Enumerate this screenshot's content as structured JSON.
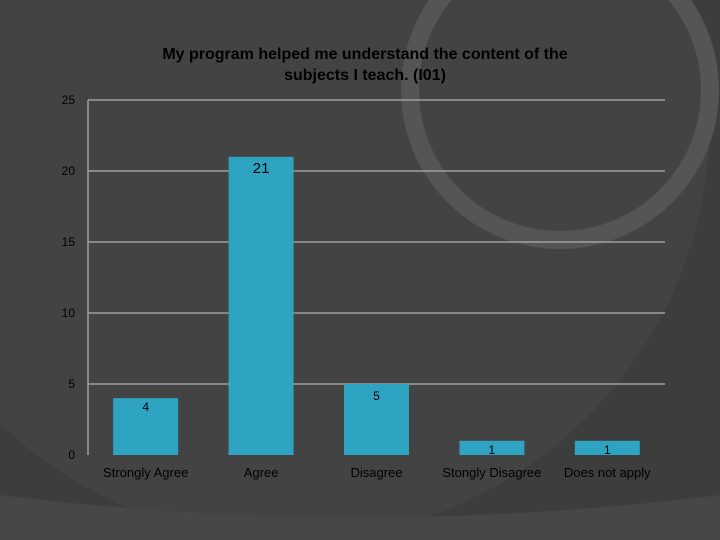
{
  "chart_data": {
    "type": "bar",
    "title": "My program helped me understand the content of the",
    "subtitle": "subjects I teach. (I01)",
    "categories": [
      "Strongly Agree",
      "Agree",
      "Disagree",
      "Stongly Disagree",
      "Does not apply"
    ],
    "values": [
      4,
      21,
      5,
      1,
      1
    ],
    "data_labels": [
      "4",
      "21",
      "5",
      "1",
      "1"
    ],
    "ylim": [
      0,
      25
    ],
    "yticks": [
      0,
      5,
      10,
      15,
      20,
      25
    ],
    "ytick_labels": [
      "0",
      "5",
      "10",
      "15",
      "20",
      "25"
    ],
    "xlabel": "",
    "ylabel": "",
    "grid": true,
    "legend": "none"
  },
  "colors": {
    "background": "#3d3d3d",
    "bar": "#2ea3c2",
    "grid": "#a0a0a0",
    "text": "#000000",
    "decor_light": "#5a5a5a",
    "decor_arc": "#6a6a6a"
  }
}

════════

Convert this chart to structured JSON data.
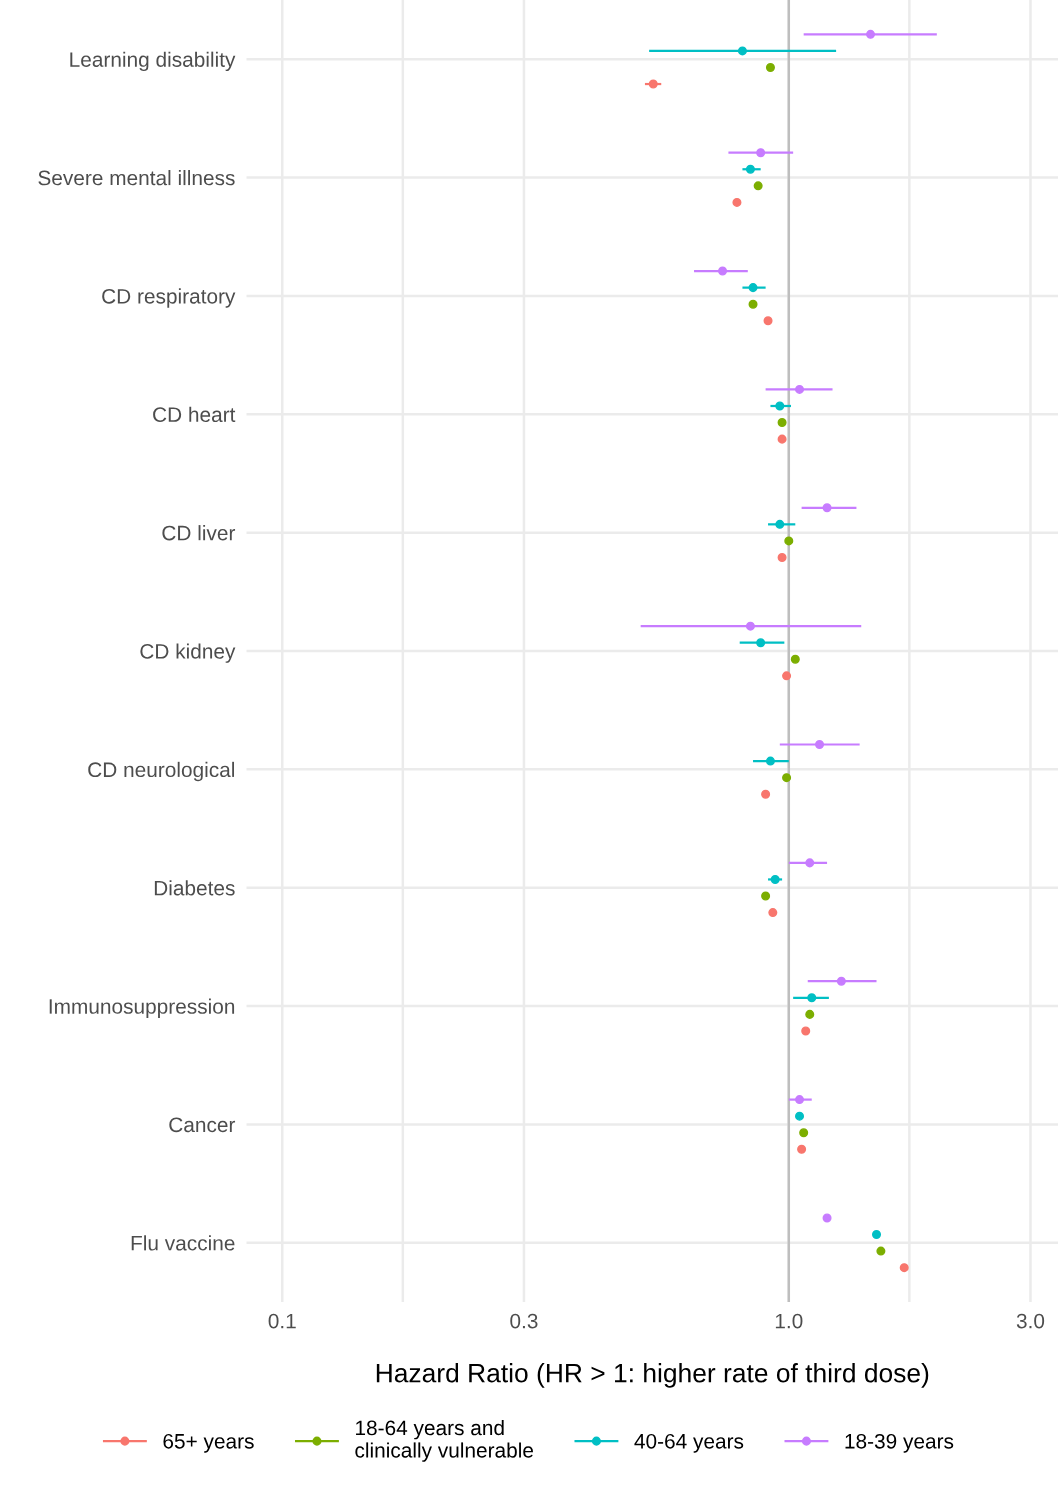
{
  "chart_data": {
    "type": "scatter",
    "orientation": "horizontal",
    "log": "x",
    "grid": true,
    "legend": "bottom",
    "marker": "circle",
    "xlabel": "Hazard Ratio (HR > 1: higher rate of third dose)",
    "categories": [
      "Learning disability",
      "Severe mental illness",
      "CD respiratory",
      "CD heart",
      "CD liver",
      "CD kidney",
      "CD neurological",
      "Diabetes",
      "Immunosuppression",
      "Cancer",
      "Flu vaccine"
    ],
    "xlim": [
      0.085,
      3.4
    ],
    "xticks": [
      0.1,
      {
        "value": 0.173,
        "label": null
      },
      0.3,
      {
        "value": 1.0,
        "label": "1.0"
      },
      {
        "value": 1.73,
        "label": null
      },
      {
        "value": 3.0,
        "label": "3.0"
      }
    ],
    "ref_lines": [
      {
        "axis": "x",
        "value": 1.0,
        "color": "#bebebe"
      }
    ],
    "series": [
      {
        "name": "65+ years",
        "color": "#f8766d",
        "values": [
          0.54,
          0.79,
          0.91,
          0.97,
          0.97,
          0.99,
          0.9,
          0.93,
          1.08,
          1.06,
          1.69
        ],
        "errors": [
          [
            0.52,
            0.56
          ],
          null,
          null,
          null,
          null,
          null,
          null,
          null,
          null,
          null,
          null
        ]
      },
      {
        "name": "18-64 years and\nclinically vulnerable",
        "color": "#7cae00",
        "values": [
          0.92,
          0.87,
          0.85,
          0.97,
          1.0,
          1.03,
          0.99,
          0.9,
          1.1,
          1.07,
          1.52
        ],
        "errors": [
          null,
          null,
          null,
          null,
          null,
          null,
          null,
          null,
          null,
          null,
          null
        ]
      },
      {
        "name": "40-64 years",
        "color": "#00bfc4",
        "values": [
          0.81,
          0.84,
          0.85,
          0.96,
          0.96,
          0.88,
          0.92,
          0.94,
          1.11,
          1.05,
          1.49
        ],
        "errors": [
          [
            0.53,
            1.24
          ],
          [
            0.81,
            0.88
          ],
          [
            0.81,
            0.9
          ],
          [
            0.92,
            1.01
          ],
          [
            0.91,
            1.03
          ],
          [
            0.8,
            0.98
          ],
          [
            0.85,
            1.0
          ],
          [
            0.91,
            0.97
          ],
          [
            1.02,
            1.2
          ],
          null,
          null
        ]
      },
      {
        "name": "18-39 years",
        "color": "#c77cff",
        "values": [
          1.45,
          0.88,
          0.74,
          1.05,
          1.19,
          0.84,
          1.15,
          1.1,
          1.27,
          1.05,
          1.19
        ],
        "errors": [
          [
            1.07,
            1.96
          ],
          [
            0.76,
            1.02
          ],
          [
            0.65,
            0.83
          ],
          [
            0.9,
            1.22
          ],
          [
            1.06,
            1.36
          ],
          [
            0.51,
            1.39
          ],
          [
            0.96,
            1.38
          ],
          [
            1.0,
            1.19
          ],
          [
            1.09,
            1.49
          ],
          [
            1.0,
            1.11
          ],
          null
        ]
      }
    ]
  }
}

════════

§ PROBLEM DETAILS
Pull out all lines of the data with the string "structured".

§ RESPONSE
Enumerate this screenshot's content as structured JSON.
Convert this chart to structured JSON data.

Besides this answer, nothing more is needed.